*Dataset items*
▬▬▬▬▬▬▬▬▬▬
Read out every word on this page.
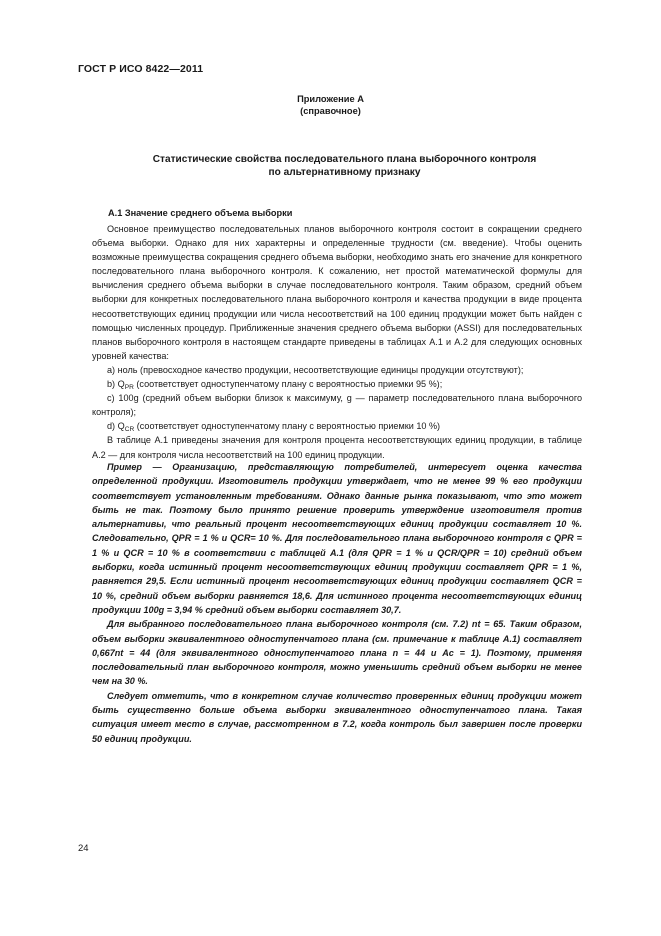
ГОСТ Р ИСО 8422—2011
Приложение А
(справочное)
Статистические свойства последовательного плана выборочного контроля
по альтернативному признаку
А.1 Значение среднего объема выборки

Основное преимущество последовательных планов выборочного контроля состоит в сокращении среднего объема выборки. Однако для них характерны и определенные трудности (см. введение). Чтобы оценить возможные преимущества сокращения среднего объема выборки, необходимо знать его значение для конкретного последовательного плана выборочного контроля. К сожалению, нет простой математической формулы для вычисления среднего объема выборки в случае последовательного контроля. Таким образом, средний объем выборки для конкретных последовательного плана выборочного контроля и качества продукции в виде процента несоответствующих единиц продукции или числа несоответствий на 100 единиц продукции может быть найден с помощью численных процедур. Приближенные значения среднего объема выборки (ASSI) для последовательных планов выборочного контроля в настоящем стандарте приведены в таблицах А.1 и А.2 для следующих основных уровней качества:

а) ноль (превосходное качество продукции, несоответствующие единицы продукции отсутствуют);

b) $Q_{PR}$ (соответствует одноступенчатому плану с вероятностью приемки 95 %);

c) 100g (средний объем выборки близок к максимуму, g — параметр последовательного плана выборочного контроля);

d) $Q_{CR}$ (соответствует одноступенчатому плану с вероятностью приемки 10 %)

В таблице А.1 приведены значения для контроля процента несоответствующих единиц продукции, в таблице А.2 — для контроля числа несоответствий на 100 единиц продукции.

Пример — Организацию, представляющую потребителей, интересует оценка качества определенной продукции. Изготовитель продукции утверждает, что не менее 99 % его продукции соответствует установленным требованиям. Однако данные рынка показывают, что это может быть не так. Поэтому было принято решение проверить утверждение изготовителя против альтернативы, что реальный процент несоответствующих единиц продукции составляет 10 %. Следовательно, QPR = 1 % и QCR= 10 %. Для последовательного плана выборочного контроля с QPR = 1 % и QCR = 10 % в соответствии с таблицей А.1 (для QPR = 1 % и QCR/QPR = 10) средний объем выборки, когда истинный процент несоответствующих единиц продукции составляет QPR = 1 %, равняется 29,5. Если истинный процент несоответствующих единиц продукции составляет QCR = 10 %, средний объем выборки равняется 18,6. Для истинного процента несоответствующих единиц продукции 100g = 3,94 % средний объем выборки составляет 30,7.

Для выбранного последовательного плана выборочного контроля (см. 7.2) nt = 65. Таким образом, объем выборки эквивалентного одноступенчатого плана (см. примечание к таблице А.1) составляет 0,667nt = 44 (для эквивалентного одноступенчатого плана n = 44 и Ac = 1). Поэтому, применяя последовательный план выборочного контроля, можно уменьшить средний объем выборки не менее чем на 30 %.

Следует отметить, что в конкретном случае количество проверенных единиц продукции может быть существенно больше объема выборки эквивалентного одноступенчатого плана. Такая ситуация имеет место в случае, рассмотренном в 7.2, когда контроль был завершен после проверки 50 единиц продукции.

24
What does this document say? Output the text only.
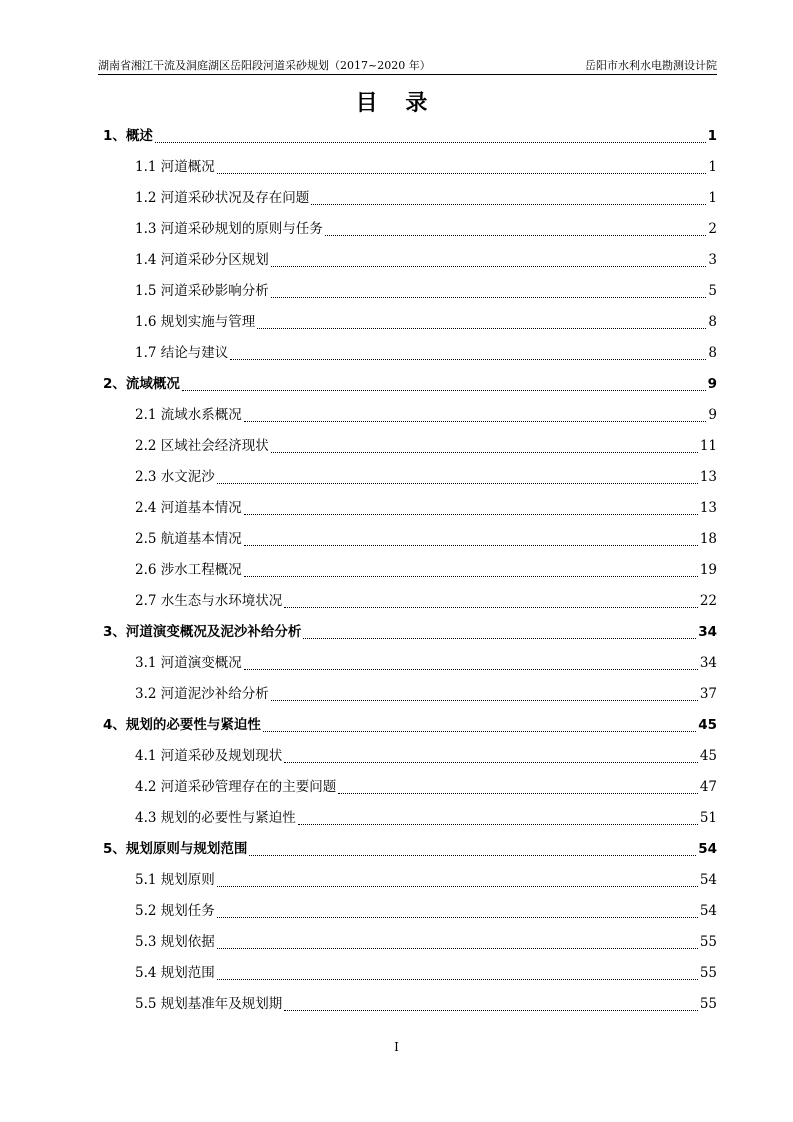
湖南省湘江干流及洞庭湖区岳阳段河道采砂规划（2017~2020 年）	岳阳市水利水电勘测设计院
目 录
1、概述	1
1.1 河道概况	1
1.2 河道采砂状况及存在问题	1
1.3 河道采砂规划的原则与任务	2
1.4 河道采砂分区规划	3
1.5 河道采砂影响分析	5
1.6 规划实施与管理	8
1.7 结论与建议	8
2、流域概况	9
2.1 流域水系概况	9
2.2 区域社会经济现状	11
2.3 水文泥沙	13
2.4 河道基本情况	13
2.5 航道基本情况	18
2.6 涉水工程概况	19
2.7 水生态与水环境状况	22
3、河道演变概况及泥沙补给分析	34
3.1 河道演变概况	34
3.2 河道泥沙补给分析	37
4、规划的必要性与紧迫性	45
4.1 河道采砂及规划现状	45
4.2 河道采砂管理存在的主要问题	47
4.3 规划的必要性与紧迫性	51
5、规划原则与规划范围	54
5.1 规划原则	54
5.2 规划任务	54
5.3 规划依据	55
5.4 规划范围	55
5.5 规划基准年及规划期	55
I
▬▬▬▬▬▬▬▬▬▬
The lines from the one holding "What does this" through the end of the material above are to be echoed exactly, both ends included. Do not include pictures.

What does this document say? Output the text only.
湖南省湘江干流及洞庭湖区岳阳段河道采砂规划（2017~2020 年）	岳阳市水利水电勘测设计院
目 录
1、概述	1
1.1 河道概况	1
1.2 河道采砂状况及存在问题	1
1.3 河道采砂规划的原则与任务	2
1.4 河道采砂分区规划	3
1.5 河道采砂影响分析	5
1.6 规划实施与管理	8
1.7 结论与建议	8
2、流域概况	9
2.1 流域水系概况	9
2.2 区域社会经济现状	11
2.3 水文泥沙	13
2.4 河道基本情况	13
2.5 航道基本情况	18
2.6 涉水工程概况	19
2.7 水生态与水环境状况	22
3、河道演变概况及泥沙补给分析	34
3.1 河道演变概况	34
3.2 河道泥沙补给分析	37
4、规划的必要性与紧迫性	45
4.1 河道采砂及规划现状	45
4.2 河道采砂管理存在的主要问题	47
4.3 规划的必要性与紧迫性	51
5、规划原则与规划范围	54
5.1 规划原则	54
5.2 规划任务	54
5.3 规划依据	55
5.4 规划范围	55
5.5 规划基准年及规划期	55
I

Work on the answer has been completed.